▸ GIVEN INSTRUCTION: Read the data and repeat all of it exactly.

-- begin ENTRIES SHOWN --

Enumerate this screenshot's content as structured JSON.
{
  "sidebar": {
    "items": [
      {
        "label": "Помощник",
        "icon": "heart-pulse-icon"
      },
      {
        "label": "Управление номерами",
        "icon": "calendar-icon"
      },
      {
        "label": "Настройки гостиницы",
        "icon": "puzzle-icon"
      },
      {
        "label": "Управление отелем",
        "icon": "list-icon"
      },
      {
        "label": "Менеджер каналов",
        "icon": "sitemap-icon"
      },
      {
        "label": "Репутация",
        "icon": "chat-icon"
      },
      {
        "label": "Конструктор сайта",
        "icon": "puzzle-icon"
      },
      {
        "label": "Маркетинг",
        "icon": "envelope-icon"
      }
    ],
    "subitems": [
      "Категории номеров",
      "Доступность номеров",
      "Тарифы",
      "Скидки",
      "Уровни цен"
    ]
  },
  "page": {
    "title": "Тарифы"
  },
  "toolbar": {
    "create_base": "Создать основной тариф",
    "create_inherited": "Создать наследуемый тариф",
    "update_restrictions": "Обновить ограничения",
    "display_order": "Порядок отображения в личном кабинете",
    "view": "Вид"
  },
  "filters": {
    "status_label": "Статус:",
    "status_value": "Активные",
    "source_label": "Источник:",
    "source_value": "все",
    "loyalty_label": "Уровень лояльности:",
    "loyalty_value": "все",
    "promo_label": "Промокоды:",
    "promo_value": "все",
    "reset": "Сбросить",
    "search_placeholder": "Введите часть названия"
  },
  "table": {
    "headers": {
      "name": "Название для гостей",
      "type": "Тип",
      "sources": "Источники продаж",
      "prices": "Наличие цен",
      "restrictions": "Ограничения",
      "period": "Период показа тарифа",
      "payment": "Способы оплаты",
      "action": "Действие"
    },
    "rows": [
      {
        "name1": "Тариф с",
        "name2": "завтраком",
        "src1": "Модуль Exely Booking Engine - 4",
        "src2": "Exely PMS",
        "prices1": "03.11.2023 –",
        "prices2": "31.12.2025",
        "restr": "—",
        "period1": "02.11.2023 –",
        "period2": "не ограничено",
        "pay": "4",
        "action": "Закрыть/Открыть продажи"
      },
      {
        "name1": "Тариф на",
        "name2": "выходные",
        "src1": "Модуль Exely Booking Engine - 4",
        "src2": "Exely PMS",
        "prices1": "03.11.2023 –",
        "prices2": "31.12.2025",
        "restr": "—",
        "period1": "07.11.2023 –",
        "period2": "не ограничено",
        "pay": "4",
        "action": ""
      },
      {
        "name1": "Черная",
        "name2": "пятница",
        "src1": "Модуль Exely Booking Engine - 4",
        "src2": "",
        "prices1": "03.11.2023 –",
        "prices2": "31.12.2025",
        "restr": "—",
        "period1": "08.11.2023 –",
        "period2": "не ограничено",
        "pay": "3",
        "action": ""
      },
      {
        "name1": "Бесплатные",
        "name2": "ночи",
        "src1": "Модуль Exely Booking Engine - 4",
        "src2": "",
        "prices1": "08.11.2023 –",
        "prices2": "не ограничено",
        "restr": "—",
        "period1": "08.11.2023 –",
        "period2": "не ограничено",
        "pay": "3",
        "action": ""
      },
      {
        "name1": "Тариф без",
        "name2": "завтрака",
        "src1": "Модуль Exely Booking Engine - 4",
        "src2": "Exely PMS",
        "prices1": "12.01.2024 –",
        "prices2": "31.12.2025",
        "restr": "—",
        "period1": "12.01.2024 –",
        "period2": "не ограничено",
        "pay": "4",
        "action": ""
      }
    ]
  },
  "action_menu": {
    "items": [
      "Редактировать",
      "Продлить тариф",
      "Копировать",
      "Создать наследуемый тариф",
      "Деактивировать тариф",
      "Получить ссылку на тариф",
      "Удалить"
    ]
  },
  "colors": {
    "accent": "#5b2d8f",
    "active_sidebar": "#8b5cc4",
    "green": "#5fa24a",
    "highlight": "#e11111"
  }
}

-- end ENTRIES SHOWN --

▸ RESPONSE TO THE EXERCISE:
Enumerate this screenshot's content as structured JSON.
{
  "sidebar": {
    "items": [
      {
        "label": "Помощник",
        "icon": "heart-pulse-icon"
      },
      {
        "label": "Управление номерами",
        "icon": "calendar-icon"
      },
      {
        "label": "Настройки гостиницы",
        "icon": "puzzle-icon"
      },
      {
        "label": "Управление отелем",
        "icon": "list-icon"
      },
      {
        "label": "Менеджер каналов",
        "icon": "sitemap-icon"
      },
      {
        "label": "Репутация",
        "icon": "chat-icon"
      },
      {
        "label": "Конструктор сайта",
        "icon": "puzzle-icon"
      },
      {
        "label": "Маркетинг",
        "icon": "envelope-icon"
      }
    ],
    "subitems": [
      "Категории номеров",
      "Доступность номеров",
      "Тарифы",
      "Скидки",
      "Уровни цен"
    ]
  },
  "page": {
    "title": "Тарифы"
  },
  "toolbar": {
    "create_base": "Создать основной тариф",
    "create_inherited": "Создать наследуемый тариф",
    "update_restrictions": "Обновить ограничения",
    "display_order": "Порядок отображения в личном кабинете",
    "view": "Вид"
  },
  "filters": {
    "status_label": "Статус:",
    "status_value": "Активные",
    "source_label": "Источник:",
    "source_value": "все",
    "loyalty_label": "Уровень лояльности:",
    "loyalty_value": "все",
    "promo_label": "Промокоды:",
    "promo_value": "все",
    "reset": "Сбросить",
    "search_placeholder": "Введите часть названия"
  },
  "table": {
    "headers": {
      "name": "Название для гостей",
      "type": "Тип",
      "sources": "Источники продаж",
      "prices": "Наличие цен",
      "restrictions": "Ограничения",
      "period": "Период показа тарифа",
      "payment": "Способы оплаты",
      "action": "Действие"
    },
    "rows": [
      {
        "name1": "Тариф с",
        "name2": "завтраком",
        "src1": "Модуль Exely Booking Engine - 4",
        "src2": "Exely PMS",
        "prices1": "03.11.2023 –",
        "prices2": "31.12.2025",
        "restr": "—",
        "period1": "02.11.2023 –",
        "period2": "не ограничено",
        "pay": "4",
        "action": "Закрыть/Открыть продажи"
      },
      {
        "name1": "Тариф на",
        "name2": "выходные",
        "src1": "Модуль Exely Booking Engine - 4",
        "src2": "Exely PMS",
        "prices1": "03.11.2023 –",
        "prices2": "31.12.2025",
        "restr": "—",
        "period1": "07.11.2023 –",
        "period2": "не ограничено",
        "pay": "4",
        "action": ""
      },
      {
        "name1": "Черная",
        "name2": "пятница",
        "src1": "Модуль Exely Booking Engine - 4",
        "src2": "",
        "prices1": "03.11.2023 –",
        "prices2": "31.12.2025",
        "restr": "—",
        "period1": "08.11.2023 –",
        "period2": "не ограничено",
        "pay": "3",
        "action": ""
      },
      {
        "name1": "Бесплатные",
        "name2": "ночи",
        "src1": "Модуль Exely Booking Engine - 4",
        "src2": "",
        "prices1": "08.11.2023 –",
        "prices2": "не ограничено",
        "restr": "—",
        "period1": "08.11.2023 –",
        "period2": "не ограничено",
        "pay": "3",
        "action": ""
      },
      {
        "name1": "Тариф без",
        "name2": "завтрака",
        "src1": "Модуль Exely Booking Engine - 4",
        "src2": "Exely PMS",
        "prices1": "12.01.2024 –",
        "prices2": "31.12.2025",
        "restr": "—",
        "period1": "12.01.2024 –",
        "period2": "не ограничено",
        "pay": "4",
        "action": ""
      }
    ]
  },
  "action_menu": {
    "items": [
      "Редактировать",
      "Продлить тариф",
      "Копировать",
      "Создать наследуемый тариф",
      "Деактивировать тариф",
      "Получить ссылку на тариф",
      "Удалить"
    ]
  },
  "colors": {
    "accent": "#5b2d8f",
    "active_sidebar": "#8b5cc4",
    "green": "#5fa24a",
    "highlight": "#e11111"
  }
}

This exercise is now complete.